**Direction**
Take every line where the string "that" appears and copy it.

**Source material**
Start
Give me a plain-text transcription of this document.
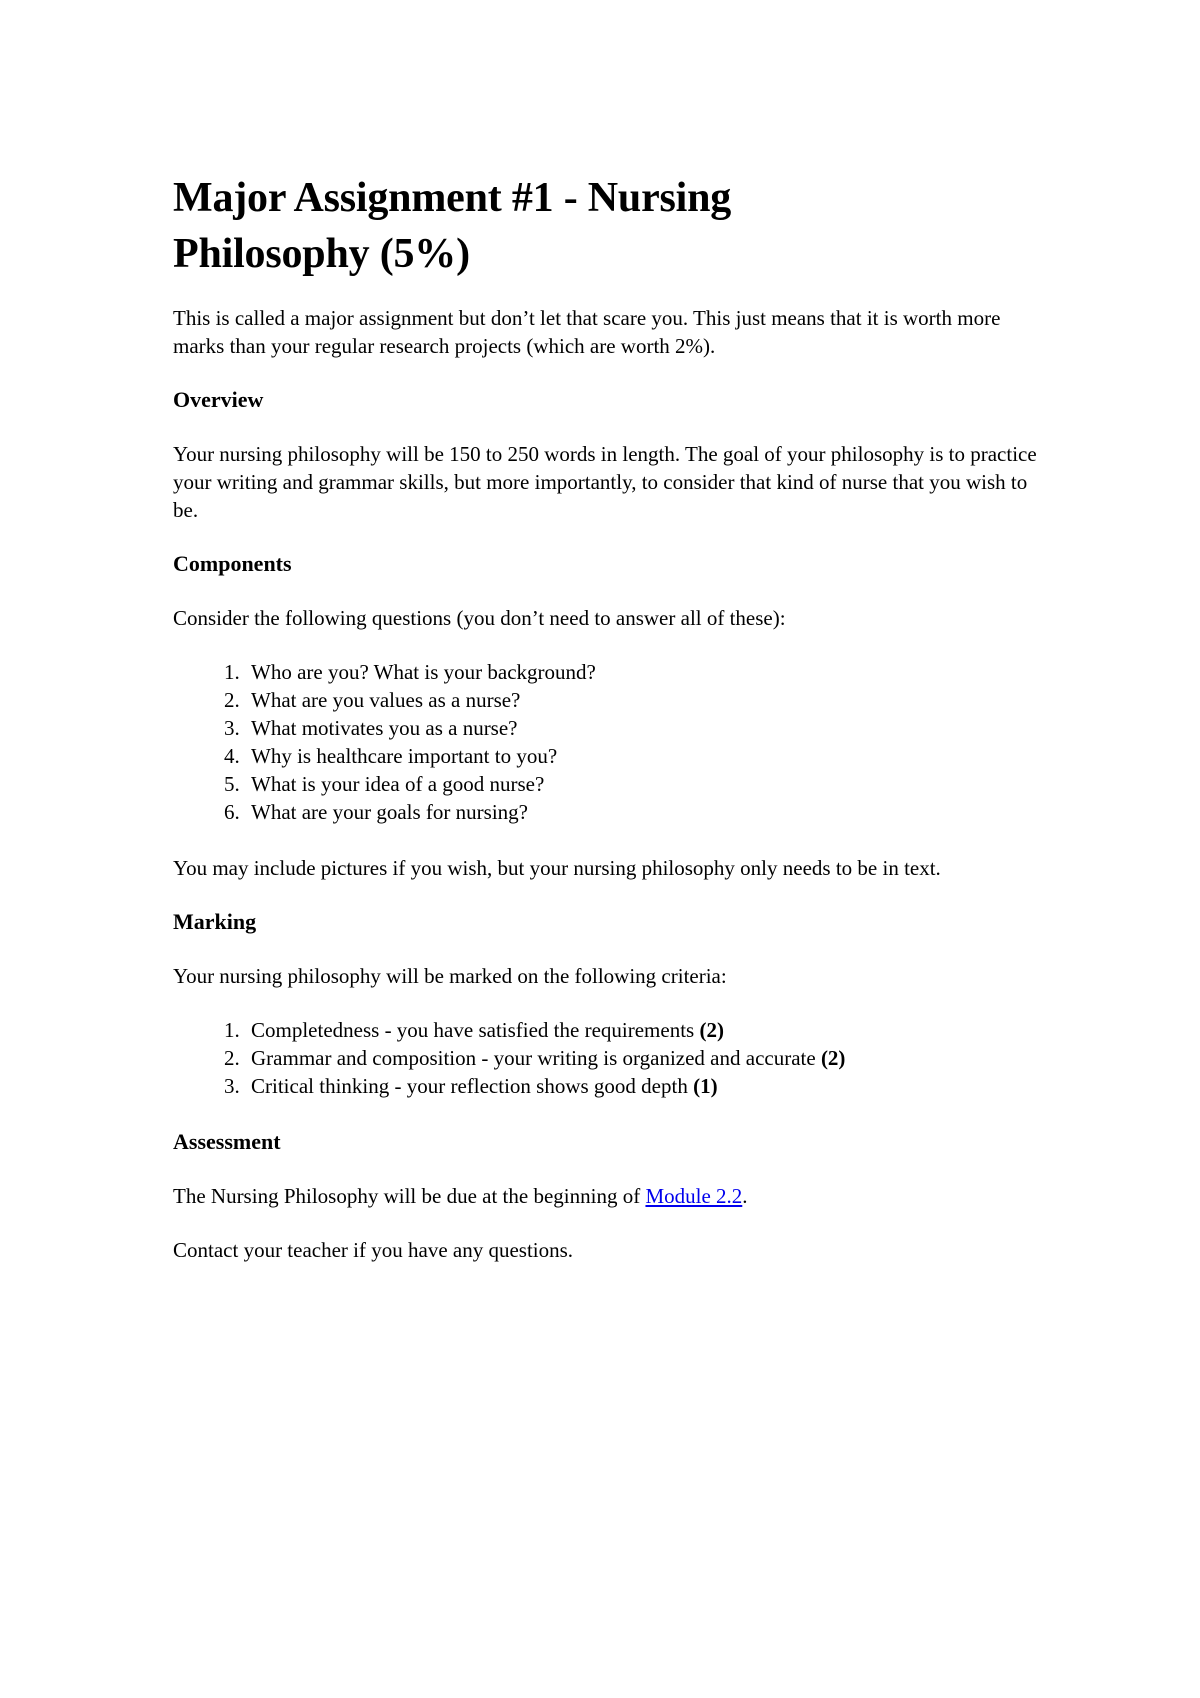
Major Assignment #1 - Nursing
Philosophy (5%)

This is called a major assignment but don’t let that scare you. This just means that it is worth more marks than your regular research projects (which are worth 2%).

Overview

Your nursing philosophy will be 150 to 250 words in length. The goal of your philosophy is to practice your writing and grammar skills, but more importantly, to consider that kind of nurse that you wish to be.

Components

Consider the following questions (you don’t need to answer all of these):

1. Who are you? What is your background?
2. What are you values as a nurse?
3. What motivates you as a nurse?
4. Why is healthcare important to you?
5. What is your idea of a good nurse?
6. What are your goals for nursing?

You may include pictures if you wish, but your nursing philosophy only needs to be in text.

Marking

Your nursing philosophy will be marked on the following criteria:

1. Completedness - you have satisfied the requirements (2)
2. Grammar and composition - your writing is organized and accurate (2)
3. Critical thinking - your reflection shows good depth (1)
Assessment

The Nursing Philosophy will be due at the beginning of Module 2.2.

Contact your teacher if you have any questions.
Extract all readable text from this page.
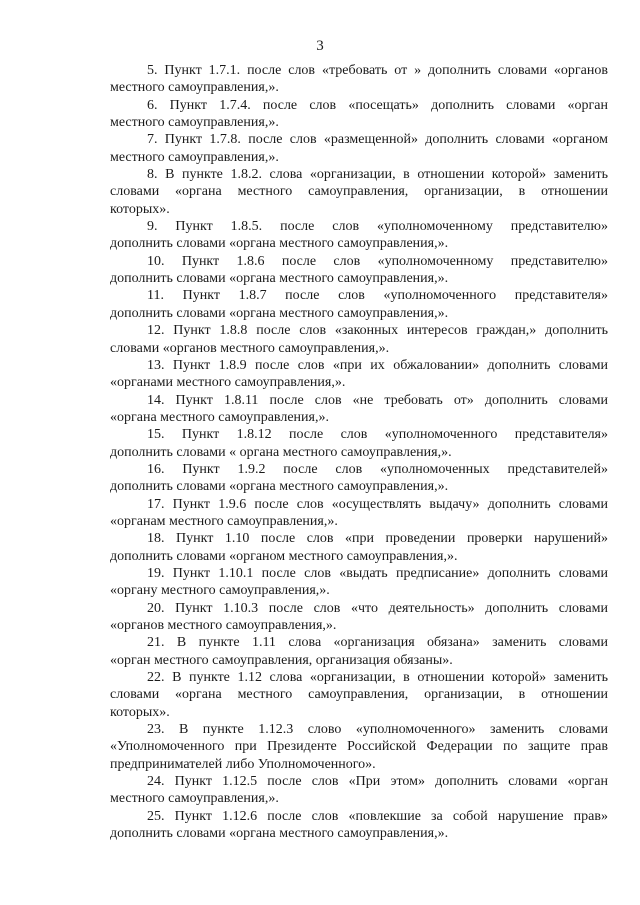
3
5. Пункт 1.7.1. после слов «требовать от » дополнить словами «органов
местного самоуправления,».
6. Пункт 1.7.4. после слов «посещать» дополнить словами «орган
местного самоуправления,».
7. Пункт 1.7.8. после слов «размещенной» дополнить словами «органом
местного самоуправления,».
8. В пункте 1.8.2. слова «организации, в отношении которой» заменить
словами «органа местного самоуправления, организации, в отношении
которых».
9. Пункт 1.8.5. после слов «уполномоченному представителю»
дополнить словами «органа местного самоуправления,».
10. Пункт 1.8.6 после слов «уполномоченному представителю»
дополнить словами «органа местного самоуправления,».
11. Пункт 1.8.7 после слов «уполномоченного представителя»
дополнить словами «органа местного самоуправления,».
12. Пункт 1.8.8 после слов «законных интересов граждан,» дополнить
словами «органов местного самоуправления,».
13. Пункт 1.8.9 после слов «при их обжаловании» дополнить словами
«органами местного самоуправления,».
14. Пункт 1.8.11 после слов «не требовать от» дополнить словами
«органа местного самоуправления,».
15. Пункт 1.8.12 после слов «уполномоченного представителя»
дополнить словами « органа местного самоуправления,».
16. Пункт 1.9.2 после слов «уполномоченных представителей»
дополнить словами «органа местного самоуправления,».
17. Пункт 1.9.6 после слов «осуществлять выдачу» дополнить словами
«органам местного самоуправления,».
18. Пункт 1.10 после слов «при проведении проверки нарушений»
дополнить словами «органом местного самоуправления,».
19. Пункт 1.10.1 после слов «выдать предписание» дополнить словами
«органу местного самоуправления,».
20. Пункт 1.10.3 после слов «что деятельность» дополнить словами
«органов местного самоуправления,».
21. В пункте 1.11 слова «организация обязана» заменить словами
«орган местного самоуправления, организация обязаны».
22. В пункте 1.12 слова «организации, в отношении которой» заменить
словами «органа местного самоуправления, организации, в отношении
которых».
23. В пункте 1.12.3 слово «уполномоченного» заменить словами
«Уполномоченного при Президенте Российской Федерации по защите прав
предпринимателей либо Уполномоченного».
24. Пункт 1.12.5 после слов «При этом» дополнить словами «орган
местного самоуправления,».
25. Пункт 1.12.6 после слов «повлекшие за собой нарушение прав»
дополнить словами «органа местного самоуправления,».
End
**In response**
This is called a major assignment but don’t let that scare you. This just means that it is worth more marks than your regular research projects (which are worth 2%).
Your nursing philosophy will be 150 to 250 words in length. The goal of your philosophy is to practice your writing and grammar skills, but more importantly, to consider that kind of nurse that you wish to be.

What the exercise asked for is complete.